What needs to be done:
Beginning with the first line below, output every record verbatim and leave out the images.

[Document layout detection data]
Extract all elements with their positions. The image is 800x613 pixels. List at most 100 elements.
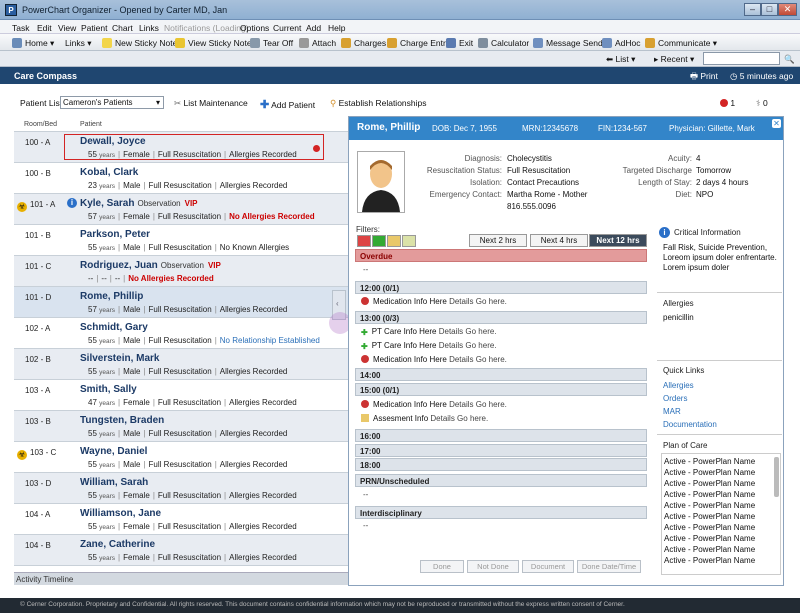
next-12-hrs-button[interactable]: Next 12 hrs	[589, 234, 647, 247]
patient-name[interactable]: Kobal, Clark	[80, 167, 138, 178]
schedule-item[interactable]: Medication Info Here Details Go here.	[361, 297, 507, 306]
patient-name[interactable]: Rodriguez, Juan Observation VIP	[80, 260, 221, 271]
prn-header[interactable]: PRN/Unscheduled	[355, 474, 647, 487]
room-column-header[interactable]: Room/Bed	[24, 121, 57, 128]
home-button[interactable]: Home ▾	[12, 38, 54, 49]
charges-button[interactable]: Charges	[341, 38, 386, 48]
time-1500-header[interactable]: 15:00 (0/1)	[355, 383, 647, 396]
menu-notifications[interactable]: Notifications (Loading)	[164, 23, 249, 33]
time-1400-header[interactable]: 14:00	[355, 368, 647, 381]
table-row[interactable]: ☣ 103 - C Wayne, Daniel 55 years | Male | Fu…	[14, 442, 348, 473]
table-row[interactable]: 102 - A Schmidt, Gary 55 years | Male | Full…	[14, 318, 348, 349]
print-button[interactable]: 🖶 Print	[690, 71, 718, 85]
calculator-button[interactable]: Calculator	[478, 38, 529, 48]
tear-off-button[interactable]: Tear Off	[250, 38, 293, 48]
task-count[interactable]: ⚕ 0	[756, 98, 768, 109]
menu-chart[interactable]: Chart	[112, 23, 133, 33]
list-item[interactable]: Active - PowerPlan Name	[664, 545, 755, 554]
links-button[interactable]: Links ▾	[65, 38, 91, 49]
table-row[interactable]: 100 - A Dewall, Joyce 55 years | Female | Fu…	[14, 132, 348, 163]
patient-column-header[interactable]: Patient	[80, 121, 102, 128]
list-item[interactable]: Active - PowerPlan Name	[664, 512, 755, 521]
charge-entry-button[interactable]: Charge Entry	[387, 38, 450, 48]
table-row[interactable]: 104 - A Williamson, Jane 55 years | Female…	[14, 504, 348, 535]
maximize-button[interactable]: □	[761, 3, 778, 16]
patient-name[interactable]: Dewall, Joyce	[80, 136, 146, 147]
overdue-header[interactable]: Overdue	[355, 249, 647, 262]
not-done-button[interactable]: Not Done	[467, 560, 519, 573]
note-filter-icon[interactable]	[402, 235, 416, 247]
attach-button[interactable]: Attach	[299, 38, 336, 48]
time-1300-header[interactable]: 13:00 (0/3)	[355, 311, 647, 324]
medication-filter-icon[interactable]	[357, 235, 371, 247]
done-button[interactable]: Done	[420, 560, 464, 573]
info-icon[interactable]: i	[67, 198, 77, 208]
time-1700-header[interactable]: 17:00	[355, 444, 647, 457]
message-sender-button[interactable]: Message Sender	[533, 38, 610, 48]
no-relationship-link[interactable]: No Relationship Established	[220, 336, 320, 345]
patient-name[interactable]: Zane, Catherine	[80, 539, 155, 550]
table-row[interactable]: 101 - B Parkson, Peter 55 years | Male | Ful…	[14, 225, 348, 256]
communicate-button[interactable]: Communicate ▾	[645, 38, 717, 49]
new-sticky-note-button[interactable]: New Sticky Note	[102, 38, 177, 48]
table-row[interactable]: 101 - C Rodriguez, Juan Observation VIP --…	[14, 256, 348, 287]
list-item[interactable]: Active - PowerPlan Name	[664, 468, 755, 477]
list-item[interactable]: Active - PowerPlan Name	[664, 556, 755, 565]
schedule-item[interactable]: Assesment Info Details Go here.	[361, 414, 488, 423]
patient-name[interactable]: Williamson, Jane	[80, 508, 161, 519]
table-row[interactable]: 102 - B Silverstein, Mark 55 years | Male |…	[14, 349, 348, 380]
list-item[interactable]: Active - PowerPlan Name	[664, 490, 755, 499]
table-row[interactable]: 103 - B Tungsten, Braden 55 years | Male | F…	[14, 411, 348, 442]
time-1600-header[interactable]: 16:00	[355, 429, 647, 442]
table-row[interactable]: ☣ 101 - A i Kyle, Sarah Observation VIP 57…	[14, 194, 348, 225]
time-1800-header[interactable]: 18:00	[355, 458, 647, 471]
list-item[interactable]: Active - PowerPlan Name	[664, 501, 755, 510]
menu-task[interactable]: Task	[12, 23, 29, 33]
close-window-button[interactable]: ✕	[778, 3, 797, 16]
scrollbar[interactable]	[774, 457, 779, 497]
next-2-hrs-button[interactable]: Next 2 hrs	[469, 234, 527, 247]
table-row[interactable]: 103 - A Smith, Sally 47 years | Female | Ful…	[14, 380, 348, 411]
menu-options[interactable]: Options	[240, 23, 269, 33]
adhoc-button[interactable]: AdHoc	[602, 38, 641, 48]
menu-patient[interactable]: Patient	[81, 23, 107, 33]
exit-button[interactable]: Exit	[446, 38, 473, 48]
list-maintenance-button[interactable]: ✂ List Maintenance	[174, 98, 248, 109]
search-icon[interactable]: 🔍	[784, 54, 795, 65]
schedule-item[interactable]: Medication Info Here Details Go here.	[361, 400, 507, 409]
menu-current[interactable]: Current	[273, 23, 301, 33]
done-date-time-button[interactable]: Done Date/Time	[577, 560, 641, 573]
view-sticky-notes-button[interactable]: View Sticky Notes	[175, 38, 256, 48]
next-4-hrs-button[interactable]: Next 4 hrs	[530, 234, 588, 247]
close-icon[interactable]: ✕	[772, 119, 781, 128]
link-documentation[interactable]: Documentation	[663, 420, 717, 429]
patient-name[interactable]: Parkson, Peter	[80, 229, 150, 240]
link-allergies[interactable]: Allergies	[663, 381, 694, 390]
document-button[interactable]: Document	[522, 560, 574, 573]
list-item[interactable]: Active - PowerPlan Name	[664, 534, 755, 543]
alert-count[interactable]: 1	[720, 98, 735, 108]
schedule-item[interactable]: Medication Info Here Details Go here.	[361, 355, 507, 364]
refresh-status[interactable]: ◷ 5 minutes ago	[730, 71, 793, 82]
menu-edit[interactable]: Edit	[37, 23, 52, 33]
time-1200-header[interactable]: 12:00 (0/1)	[355, 281, 647, 294]
table-row[interactable]: 103 - D William, Sarah 55 years | Female | F…	[14, 473, 348, 504]
link-orders[interactable]: Orders	[663, 394, 687, 403]
list-item[interactable]: Active - PowerPlan Name	[664, 457, 755, 466]
list-item[interactable]: Active - PowerPlan Name	[664, 523, 755, 532]
menu-help[interactable]: Help	[328, 23, 345, 33]
patient-name[interactable]: Wayne, Daniel	[80, 446, 147, 457]
list-button[interactable]: ⬅ List ▾	[606, 54, 635, 65]
link-mar[interactable]: MAR	[663, 407, 681, 416]
table-row[interactable]: 100 - B Kobal, Clark 23 years | Male | Full …	[14, 163, 348, 194]
add-patient-button[interactable]: ✚ Add Patient	[260, 98, 315, 111]
patient-list-select[interactable]: Cameron's Patients ▾	[60, 96, 164, 109]
menu-links[interactable]: Links	[139, 23, 159, 33]
recent-button[interactable]: ▸ Recent ▾	[654, 54, 694, 65]
patient-name[interactable]: Smith, Sally	[80, 384, 137, 395]
patient-name[interactable]: Kyle, Sarah Observation VIP	[80, 198, 198, 209]
schedule-item[interactable]: ✚ PT Care Info Here Details Go here.	[361, 327, 497, 337]
patient-name[interactable]: Silverstein, Mark	[80, 353, 159, 364]
assessment-filter-icon[interactable]	[387, 235, 401, 247]
list-item[interactable]: Active - PowerPlan Name	[664, 479, 755, 488]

Answer space:
Extract all elements with their positions. The image is 800x613 pixels. List at most 100 elements.
next-12-hrs-button[interactable]: Next 12 hrs	[589, 234, 647, 247]
patient-name[interactable]: Kobal, Clark	[80, 167, 138, 178]
schedule-item[interactable]: Medication Info Here Details Go here.	[361, 297, 507, 306]
patient-name[interactable]: Rodriguez, Juan Observation VIP	[80, 260, 221, 271]
prn-header[interactable]: PRN/Unscheduled	[355, 474, 647, 487]
room-column-header[interactable]: Room/Bed	[24, 121, 57, 128]
home-button[interactable]: Home ▾	[12, 38, 54, 49]
charges-button[interactable]: Charges	[341, 38, 386, 48]
time-1500-header[interactable]: 15:00 (0/1)	[355, 383, 647, 396]
menu-notifications[interactable]: Notifications (Loading)	[164, 23, 249, 33]
time-1400-header[interactable]: 14:00	[355, 368, 647, 381]
table-row[interactable]: ☣ 103 - C Wayne, Daniel 55 years | Male | Fu…	[14, 442, 348, 473]
table-row[interactable]: 102 - A Schmidt, Gary 55 years | Male | Full…	[14, 318, 348, 349]
print-button[interactable]: 🖶 Print	[690, 71, 718, 85]
calculator-button[interactable]: Calculator	[478, 38, 529, 48]
tear-off-button[interactable]: Tear Off	[250, 38, 293, 48]
task-count[interactable]: ⚕ 0	[756, 98, 768, 109]
menu-chart[interactable]: Chart	[112, 23, 133, 33]
list-item[interactable]: Active - PowerPlan Name	[664, 545, 755, 554]
links-button[interactable]: Links ▾	[65, 38, 91, 49]
table-row[interactable]: 100 - A Dewall, Joyce 55 years | Female | Fu…	[14, 132, 348, 163]
patient-column-header[interactable]: Patient	[80, 121, 102, 128]
list-item[interactable]: Active - PowerPlan Name	[664, 512, 755, 521]
charge-entry-button[interactable]: Charge Entry	[387, 38, 450, 48]
table-row[interactable]: 104 - A Williamson, Jane 55 years | Female…	[14, 504, 348, 535]
maximize-button[interactable]: □	[761, 3, 778, 16]
patient-name[interactable]: Dewall, Joyce	[80, 136, 146, 147]
overdue-header[interactable]: Overdue	[355, 249, 647, 262]
not-done-button[interactable]: Not Done	[467, 560, 519, 573]
note-filter-icon[interactable]	[402, 235, 416, 247]
attach-button[interactable]: Attach	[299, 38, 336, 48]
time-1300-header[interactable]: 13:00 (0/3)	[355, 311, 647, 324]
medication-filter-icon[interactable]	[357, 235, 371, 247]
done-button[interactable]: Done	[420, 560, 464, 573]
info-icon[interactable]: i	[67, 198, 77, 208]
time-1700-header[interactable]: 17:00	[355, 444, 647, 457]
message-sender-button[interactable]: Message Sender	[533, 38, 610, 48]
no-relationship-link[interactable]: No Relationship Established	[220, 336, 320, 345]
patient-name[interactable]: Zane, Catherine	[80, 539, 155, 550]
table-row[interactable]: 101 - B Parkson, Peter 55 years | Male | Ful…	[14, 225, 348, 256]
communicate-button[interactable]: Communicate ▾	[645, 38, 717, 49]
new-sticky-note-button[interactable]: New Sticky Note	[102, 38, 177, 48]
table-row[interactable]: 101 - C Rodriguez, Juan Observation VIP --…	[14, 256, 348, 287]
list-item[interactable]: Active - PowerPlan Name	[664, 468, 755, 477]
list-item[interactable]: Active - PowerPlan Name	[664, 556, 755, 565]
schedule-item[interactable]: Assesment Info Details Go here.	[361, 414, 488, 423]
patient-name[interactable]: Williamson, Jane	[80, 508, 161, 519]
table-row[interactable]: 102 - B Silverstein, Mark 55 years | Male |…	[14, 349, 348, 380]
list-item[interactable]: Active - PowerPlan Name	[664, 490, 755, 499]
table-row[interactable]: 103 - B Tungsten, Braden 55 years | Male | F…	[14, 411, 348, 442]
time-1600-header[interactable]: 16:00	[355, 429, 647, 442]
table-row[interactable]: ☣ 101 - A i Kyle, Sarah Observation VIP 57…	[14, 194, 348, 225]
time-1800-header[interactable]: 18:00	[355, 458, 647, 471]
list-item[interactable]: Active - PowerPlan Name	[664, 501, 755, 510]
menu-task[interactable]: Task	[12, 23, 29, 33]
close-window-button[interactable]: ✕	[778, 3, 797, 16]
scrollbar[interactable]	[774, 457, 779, 497]
next-2-hrs-button[interactable]: Next 2 hrs	[469, 234, 527, 247]
table-row[interactable]: 103 - A Smith, Sally 47 years | Female | Ful…	[14, 380, 348, 411]
menu-options[interactable]: Options	[240, 23, 269, 33]
adhoc-button[interactable]: AdHoc	[602, 38, 641, 48]
menu-patient[interactable]: Patient	[81, 23, 107, 33]
exit-button[interactable]: Exit	[446, 38, 473, 48]
list-maintenance-button[interactable]: ✂ List Maintenance	[174, 98, 248, 109]
search-icon[interactable]: 🔍	[784, 54, 795, 65]
schedule-item[interactable]: Medication Info Here Details Go here.	[361, 400, 507, 409]
menu-current[interactable]: Current	[273, 23, 301, 33]
done-date-time-button[interactable]: Done Date/Time	[577, 560, 641, 573]
view-sticky-notes-button[interactable]: View Sticky Notes	[175, 38, 256, 48]
next-4-hrs-button[interactable]: Next 4 hrs	[530, 234, 588, 247]
close-icon[interactable]: ✕	[772, 119, 781, 128]
link-documentation[interactable]: Documentation	[663, 420, 717, 429]
patient-name[interactable]: Parkson, Peter	[80, 229, 150, 240]
link-allergies[interactable]: Allergies	[663, 381, 694, 390]
document-button[interactable]: Document	[522, 560, 574, 573]
list-item[interactable]: Active - PowerPlan Name	[664, 534, 755, 543]
alert-count[interactable]: 1	[720, 98, 735, 108]
schedule-item[interactable]: Medication Info Here Details Go here.	[361, 355, 507, 364]
refresh-status[interactable]: ◷ 5 minutes ago	[730, 71, 793, 82]
menu-edit[interactable]: Edit	[37, 23, 52, 33]
time-1200-header[interactable]: 12:00 (0/1)	[355, 281, 647, 294]
table-row[interactable]: 103 - D William, Sarah 55 years | Female | F…	[14, 473, 348, 504]
link-orders[interactable]: Orders	[663, 394, 687, 403]
list-item[interactable]: Active - PowerPlan Name	[664, 457, 755, 466]
list-item[interactable]: Active - PowerPlan Name	[664, 523, 755, 532]
menu-help[interactable]: Help	[328, 23, 345, 33]
patient-name[interactable]: Wayne, Daniel	[80, 446, 147, 457]
list-button[interactable]: ⬅ List ▾	[606, 54, 635, 65]
link-mar[interactable]: MAR	[663, 407, 681, 416]
table-row[interactable]: 100 - B Kobal, Clark 23 years | Male | Full …	[14, 163, 348, 194]
add-patient-button[interactable]: ✚ Add Patient	[260, 98, 315, 111]
patient-list-select[interactable]: Cameron's Patients ▾	[60, 96, 164, 109]
menu-links[interactable]: Links	[139, 23, 159, 33]
recent-button[interactable]: ▸ Recent ▾	[654, 54, 694, 65]
patient-name[interactable]: Smith, Sally	[80, 384, 137, 395]
patient-name[interactable]: Kyle, Sarah Observation VIP	[80, 198, 198, 209]
schedule-item[interactable]: ✚ PT Care Info Here Details Go here.	[361, 327, 497, 337]
patient-name[interactable]: Silverstein, Mark	[80, 353, 159, 364]
assessment-filter-icon[interactable]	[387, 235, 401, 247]
list-item[interactable]: Active - PowerPlan Name	[664, 479, 755, 488]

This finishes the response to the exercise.